── WORKING DATA ──

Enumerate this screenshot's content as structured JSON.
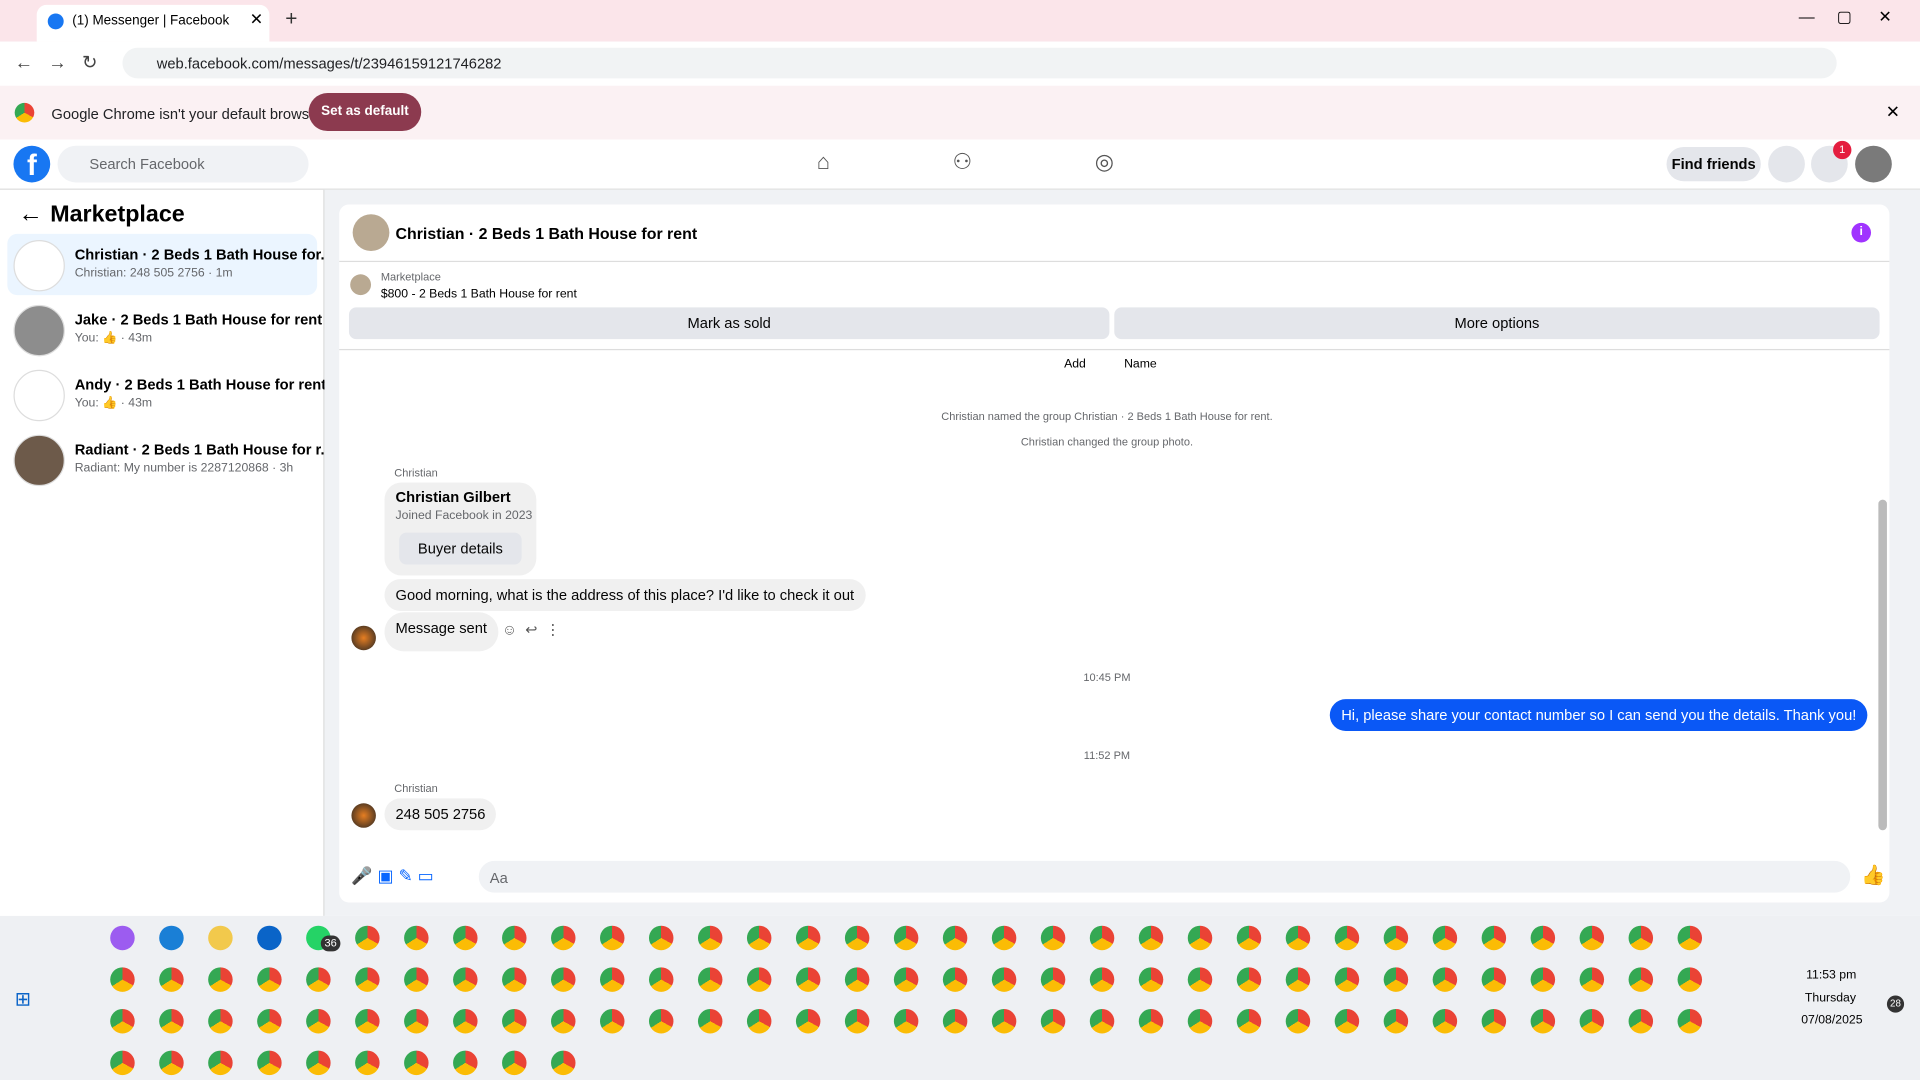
{
  "browser": {
    "tab_title": "(1) Messenger | Facebook",
    "url": "web.facebook.com/messages/t/23946159121746282",
    "infobar_text": "Google Chrome isn't your default browser",
    "infobar_button": "Set as default"
  },
  "facebook": {
    "search_placeholder": "Search Facebook",
    "notification_count": "1",
    "find_friends": "Find friends"
  },
  "sidebar": {
    "title": "Marketplace",
    "conversations": [
      {
        "name": "Christian · 2 Beds 1 Bath House for...",
        "preview": "Christian: 248 505 2756 · 1m"
      },
      {
        "name": "Jake · 2 Beds 1 Bath House for rent",
        "preview": "You: 👍 · 43m"
      },
      {
        "name": "Andy · 2 Beds 1 Bath House for rent",
        "preview": "You: 👍 · 43m"
      },
      {
        "name": "Radiant · 2 Beds 1 Bath House for r...",
        "preview": "Radiant: My number is 2287120868 · 3h"
      }
    ]
  },
  "chat": {
    "title": "Christian · 2 Beds 1 Bath House for rent",
    "listing_label": "Marketplace",
    "listing_title": "$800 - 2 Beds 1 Bath House for rent",
    "mark_sold": "Mark as sold",
    "more_options": "More options",
    "partial_actions": [
      "Add",
      "Name"
    ],
    "system_messages": [
      "Christian named the group Christian · 2 Beds 1 Bath House for rent.",
      "Christian changed the group photo."
    ],
    "sender": "Christian",
    "card_name": "Christian Gilbert",
    "card_joined": "Joined Facebook in 2023",
    "card_button": "Buyer details",
    "message_1": "Good morning, what is the address of this place? I'd like to check it out",
    "message_2": "Message sent",
    "time_1": "10:45 PM",
    "my_message": "Hi, please share your contact number so I can send you the details. Thank you!",
    "time_2": "11:52 PM",
    "sender_2": "Christian",
    "message_3": "248 505 2756",
    "composer_placeholder": "Aa"
  },
  "taskbar": {
    "whatsapp_badge": "36",
    "time": "11:53 pm",
    "day": "Thursday",
    "date": "07/08/2025",
    "notification_badge": "28"
  }
}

───

• _EXERCISE OBJECTIVE_: State how many lines of the records above contain the word "rent", and give only that number.

• _TASK RESULT_: 5